Input —
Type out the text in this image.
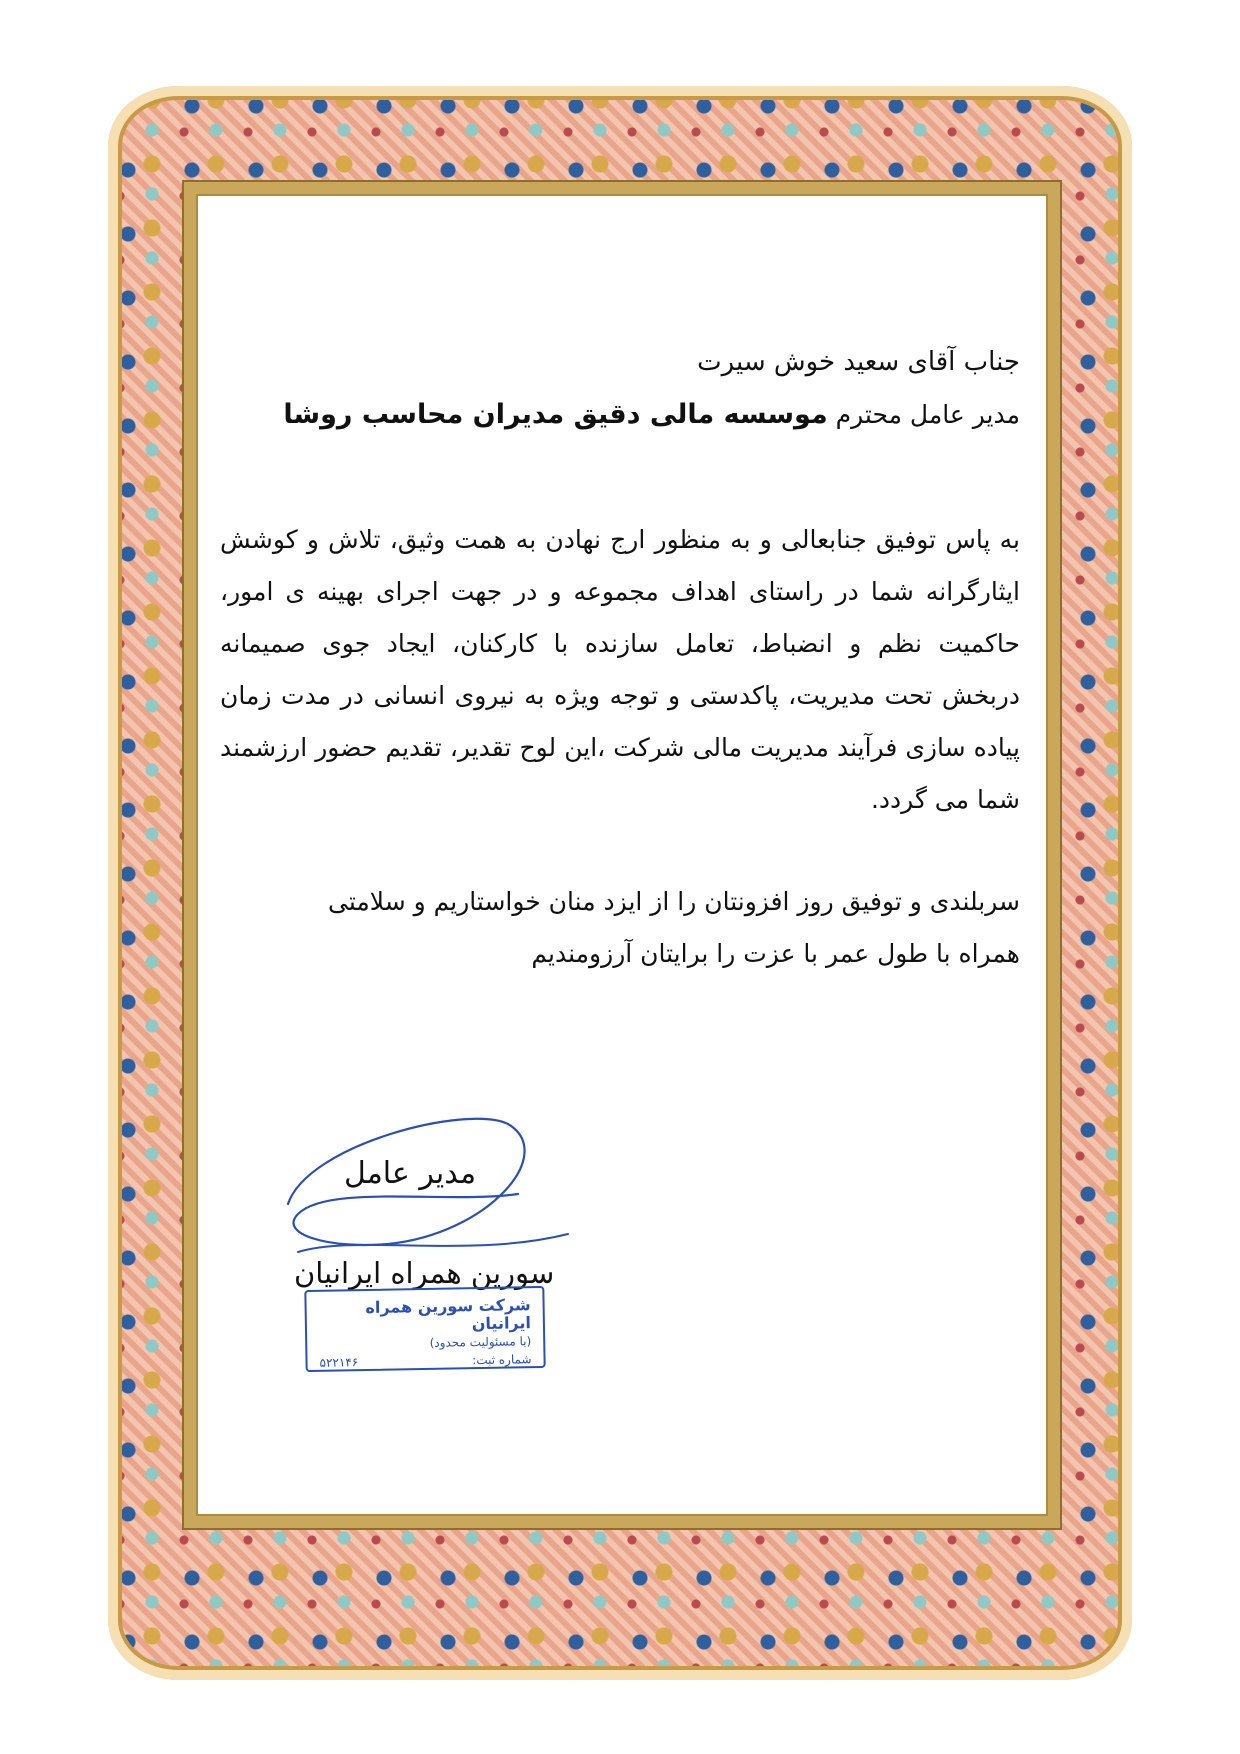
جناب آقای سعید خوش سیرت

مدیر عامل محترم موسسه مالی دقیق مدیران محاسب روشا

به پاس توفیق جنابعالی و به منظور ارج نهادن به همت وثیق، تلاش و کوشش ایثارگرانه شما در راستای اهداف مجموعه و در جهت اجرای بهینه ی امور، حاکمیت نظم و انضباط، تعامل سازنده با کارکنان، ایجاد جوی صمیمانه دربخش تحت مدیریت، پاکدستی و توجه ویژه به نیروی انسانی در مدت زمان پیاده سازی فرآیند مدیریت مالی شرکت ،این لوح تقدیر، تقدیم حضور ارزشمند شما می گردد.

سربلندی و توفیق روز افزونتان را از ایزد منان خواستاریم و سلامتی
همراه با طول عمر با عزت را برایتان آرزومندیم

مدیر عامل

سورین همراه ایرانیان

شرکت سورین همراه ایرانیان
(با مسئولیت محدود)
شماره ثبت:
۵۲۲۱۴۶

==

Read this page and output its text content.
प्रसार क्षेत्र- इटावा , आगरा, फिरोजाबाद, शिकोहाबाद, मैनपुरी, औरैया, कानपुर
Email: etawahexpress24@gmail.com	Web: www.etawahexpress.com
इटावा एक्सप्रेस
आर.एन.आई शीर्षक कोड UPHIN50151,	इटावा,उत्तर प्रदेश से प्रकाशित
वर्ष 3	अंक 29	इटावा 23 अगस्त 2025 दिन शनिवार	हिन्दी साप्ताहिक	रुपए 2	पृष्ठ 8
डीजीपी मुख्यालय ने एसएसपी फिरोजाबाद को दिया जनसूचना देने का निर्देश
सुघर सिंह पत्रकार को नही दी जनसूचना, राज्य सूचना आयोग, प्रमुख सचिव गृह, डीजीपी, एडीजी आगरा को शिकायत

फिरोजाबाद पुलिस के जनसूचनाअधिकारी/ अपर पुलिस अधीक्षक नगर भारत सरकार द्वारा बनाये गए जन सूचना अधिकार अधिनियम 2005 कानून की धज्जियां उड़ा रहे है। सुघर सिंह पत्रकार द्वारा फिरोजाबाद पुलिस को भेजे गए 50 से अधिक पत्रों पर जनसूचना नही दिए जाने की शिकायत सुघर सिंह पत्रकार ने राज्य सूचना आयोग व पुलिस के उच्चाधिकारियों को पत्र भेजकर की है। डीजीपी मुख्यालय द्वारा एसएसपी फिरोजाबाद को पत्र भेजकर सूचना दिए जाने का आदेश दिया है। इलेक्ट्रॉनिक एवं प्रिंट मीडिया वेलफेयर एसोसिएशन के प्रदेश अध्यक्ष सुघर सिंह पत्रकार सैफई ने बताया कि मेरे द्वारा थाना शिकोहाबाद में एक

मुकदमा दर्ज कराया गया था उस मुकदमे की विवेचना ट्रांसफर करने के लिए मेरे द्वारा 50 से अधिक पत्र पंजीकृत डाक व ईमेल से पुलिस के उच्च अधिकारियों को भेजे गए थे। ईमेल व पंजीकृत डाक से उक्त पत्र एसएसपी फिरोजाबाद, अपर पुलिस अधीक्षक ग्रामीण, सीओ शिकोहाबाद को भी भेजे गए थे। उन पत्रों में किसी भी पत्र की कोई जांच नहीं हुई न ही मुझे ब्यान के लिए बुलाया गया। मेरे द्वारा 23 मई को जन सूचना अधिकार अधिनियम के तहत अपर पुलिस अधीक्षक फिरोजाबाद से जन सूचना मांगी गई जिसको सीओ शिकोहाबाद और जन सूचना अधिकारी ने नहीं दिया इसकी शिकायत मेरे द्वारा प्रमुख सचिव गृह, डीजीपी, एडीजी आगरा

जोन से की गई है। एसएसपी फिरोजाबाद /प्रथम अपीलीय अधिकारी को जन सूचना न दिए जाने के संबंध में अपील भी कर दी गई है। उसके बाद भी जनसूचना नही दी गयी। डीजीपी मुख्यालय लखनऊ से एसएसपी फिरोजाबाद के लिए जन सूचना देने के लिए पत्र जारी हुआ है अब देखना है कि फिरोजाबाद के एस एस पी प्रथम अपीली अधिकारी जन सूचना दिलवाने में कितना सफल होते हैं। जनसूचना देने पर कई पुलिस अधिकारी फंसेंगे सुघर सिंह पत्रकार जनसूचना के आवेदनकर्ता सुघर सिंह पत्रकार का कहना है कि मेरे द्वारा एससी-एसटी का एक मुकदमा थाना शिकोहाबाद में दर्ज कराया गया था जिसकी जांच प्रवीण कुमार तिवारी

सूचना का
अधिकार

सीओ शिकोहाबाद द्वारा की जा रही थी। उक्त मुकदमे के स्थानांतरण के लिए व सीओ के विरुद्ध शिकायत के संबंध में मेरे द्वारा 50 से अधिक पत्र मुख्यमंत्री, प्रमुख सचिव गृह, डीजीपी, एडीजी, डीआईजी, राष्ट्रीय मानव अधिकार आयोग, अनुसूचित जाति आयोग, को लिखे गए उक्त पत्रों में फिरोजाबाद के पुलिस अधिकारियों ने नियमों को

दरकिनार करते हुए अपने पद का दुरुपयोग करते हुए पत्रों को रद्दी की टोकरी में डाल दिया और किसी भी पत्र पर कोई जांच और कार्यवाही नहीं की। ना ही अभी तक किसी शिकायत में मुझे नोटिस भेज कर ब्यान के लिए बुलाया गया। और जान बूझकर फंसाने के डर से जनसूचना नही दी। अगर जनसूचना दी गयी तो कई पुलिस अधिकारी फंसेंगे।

Exercise task — Filter the listing above for the string "توفیق" and copy every matching line.

Solved problem —
به پاس توفیق جنابعالی و به منظور ارج نهادن به همت وثیق، تلاش و کوشش ایثارگرانه شما در راستای اهداف مجموعه و در جهت اجرای بهینه ی امور، حاکمیت نظم و انضباط، تعامل سازنده با کارکنان، ایجاد جوی صمیمانه دربخش تحت مدیریت، پاکدستی و توجه ویژه به نیروی انسانی در مدت زمان پیاده سازی فرآیند مدیریت مالی شرکت ،این لوح تقدیر، تقدیم حضور ارزشمند شما می گردد.
سربلندی و توفیق روز افزونتان را از ایزد منان خواستاریم و سلامتی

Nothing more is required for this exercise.